Page>
────────────────────
Changelog parsing

2024-09-01 14:58:58 +00:00 · 2021-04-15 21:14:37 -07:00 · 2021-04-15 21:14:37 -07:00 · 8666e48639
commit 8666e48639
parent d6d5007112
3 changed files with 157 additions and 0 deletions
--- a/pyproject.toml
+++ b/pyproject.toml
@ -0,0 +1,20 @@
+[project]
+name = "ya-changelog"
+description = "Yet another changelog CLI tool."
+authors = ["Andrew Cassidy"]
+license = "AGPL"
+readme = "README.md"
+python = "^3.8"
+homepage = "https://github.com/drewcassidy/yet-another-changelog"
+repository = "https://github.com/drewcassidy/yet-another-changelog"
+
+keywords = ["changelog", "commandline"]
+
+dependencies = ["Click", "GitPython"]
+
+[build-system]
+requires = [
+    "setuptools >= 35.0.2",
+    "setuptools_scm >= 2.0.0"
+]
+build-backend = "setuptools.build_meta"
--- a/ya_changelog/init.py
+++ b/ya_changelog/init.py
--- a/ya_changelog/changelog.py
+++ b/ya_changelog/changelog.py
@ -0,0 +1,137 @@
+import datetime
+import os
+import re
+import string
+from typing import List, Tuple, Optional
+
+bullets = '+-*'
+brackets = '[]'
+
+
+def _strip_link(token):
+    if link_literal := re.fullmatch(r'\[(.*?)]\((.*?)\)', token):
+        # in the form [name](link)
────────────────────
Provided records>
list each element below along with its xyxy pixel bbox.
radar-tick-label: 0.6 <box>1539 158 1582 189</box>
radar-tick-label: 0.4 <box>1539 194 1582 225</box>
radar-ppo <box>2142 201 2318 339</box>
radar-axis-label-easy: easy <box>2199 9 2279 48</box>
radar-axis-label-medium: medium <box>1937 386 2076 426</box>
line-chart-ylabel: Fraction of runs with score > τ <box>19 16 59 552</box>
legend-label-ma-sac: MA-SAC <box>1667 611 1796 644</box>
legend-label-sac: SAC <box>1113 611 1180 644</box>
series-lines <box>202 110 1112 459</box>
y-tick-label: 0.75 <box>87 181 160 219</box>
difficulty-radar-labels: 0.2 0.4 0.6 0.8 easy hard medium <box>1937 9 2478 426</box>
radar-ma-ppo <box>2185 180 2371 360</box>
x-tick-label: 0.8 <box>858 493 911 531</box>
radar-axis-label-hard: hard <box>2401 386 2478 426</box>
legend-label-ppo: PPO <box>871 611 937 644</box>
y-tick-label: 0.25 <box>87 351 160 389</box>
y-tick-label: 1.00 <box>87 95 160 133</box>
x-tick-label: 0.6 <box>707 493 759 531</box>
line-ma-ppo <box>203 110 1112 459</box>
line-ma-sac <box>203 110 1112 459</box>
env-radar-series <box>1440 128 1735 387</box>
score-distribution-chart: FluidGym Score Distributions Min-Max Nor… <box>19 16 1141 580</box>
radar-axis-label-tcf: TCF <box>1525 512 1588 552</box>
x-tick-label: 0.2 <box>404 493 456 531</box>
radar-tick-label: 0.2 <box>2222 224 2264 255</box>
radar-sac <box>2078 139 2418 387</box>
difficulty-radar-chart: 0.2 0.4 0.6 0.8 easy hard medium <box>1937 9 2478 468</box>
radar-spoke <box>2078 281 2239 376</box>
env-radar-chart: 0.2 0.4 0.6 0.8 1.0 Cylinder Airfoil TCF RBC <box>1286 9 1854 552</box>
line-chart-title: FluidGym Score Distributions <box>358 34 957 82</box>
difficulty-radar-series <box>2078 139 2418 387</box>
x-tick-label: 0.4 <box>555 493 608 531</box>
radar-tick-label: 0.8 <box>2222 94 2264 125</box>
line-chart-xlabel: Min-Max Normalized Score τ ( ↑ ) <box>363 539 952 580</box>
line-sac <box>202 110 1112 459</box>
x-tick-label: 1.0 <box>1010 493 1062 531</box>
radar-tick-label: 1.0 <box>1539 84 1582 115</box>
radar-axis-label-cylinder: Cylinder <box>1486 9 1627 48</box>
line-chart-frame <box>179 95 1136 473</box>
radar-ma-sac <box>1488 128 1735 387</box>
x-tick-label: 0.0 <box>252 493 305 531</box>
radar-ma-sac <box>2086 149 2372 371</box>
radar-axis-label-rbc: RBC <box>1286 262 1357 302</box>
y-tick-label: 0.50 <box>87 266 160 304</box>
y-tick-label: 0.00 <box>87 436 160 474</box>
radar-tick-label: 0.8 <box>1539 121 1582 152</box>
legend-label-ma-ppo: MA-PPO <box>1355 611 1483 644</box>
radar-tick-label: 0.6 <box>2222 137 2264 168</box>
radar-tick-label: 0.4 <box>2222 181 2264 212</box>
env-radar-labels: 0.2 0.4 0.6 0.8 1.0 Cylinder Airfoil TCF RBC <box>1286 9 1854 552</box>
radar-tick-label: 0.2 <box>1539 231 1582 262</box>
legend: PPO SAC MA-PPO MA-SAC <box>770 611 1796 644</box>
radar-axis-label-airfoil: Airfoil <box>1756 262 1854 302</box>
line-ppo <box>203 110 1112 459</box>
────────────────────
Task statement> Quote the full changelog parsing commit shown above the records, character for character, from its title line through the last line of code.

Result of this exercise>
Changelog parsing

2024-09-01 14:58:58 +00:00 · 2021-04-15 21:14:37 -07:00 · 2021-04-15 21:14:37 -07:00 · 8666e48639
commit 8666e48639
parent d6d5007112
3 changed files with 157 additions and 0 deletions
--- a/pyproject.toml
+++ b/pyproject.toml
@ -0,0 +1,20 @@
+[project]
+name = "ya-changelog"
+description = "Yet another changelog CLI tool."
+authors = ["Andrew Cassidy"]
+license = "AGPL"
+readme = "README.md"
+python = "^3.8"
+homepage = "https://github.com/drewcassidy/yet-another-changelog"
+repository = "https://github.com/drewcassidy/yet-another-changelog"
+
+keywords = ["changelog", "commandline"]
+
+dependencies = ["Click", "GitPython"]
+
+[build-system]
+requires = [
+    "setuptools >= 35.0.2",
+    "setuptools_scm >= 2.0.0"
+]
+build-backend = "setuptools.build_meta"
--- a/ya_changelog/init.py
+++ b/ya_changelog/init.py
--- a/ya_changelog/changelog.py
+++ b/ya_changelog/changelog.py
@ -0,0 +1,137 @@
+import datetime
+import os
+import re
+import string
+from typing import List, Tuple, Optional
+
+bullets = '+-*'
+brackets = '[]'
+
+
+def _strip_link(token):
+    if link_literal := re.fullmatch(r'\[(.*?)]\((.*?)\)', token):
+        # in the form [name](link)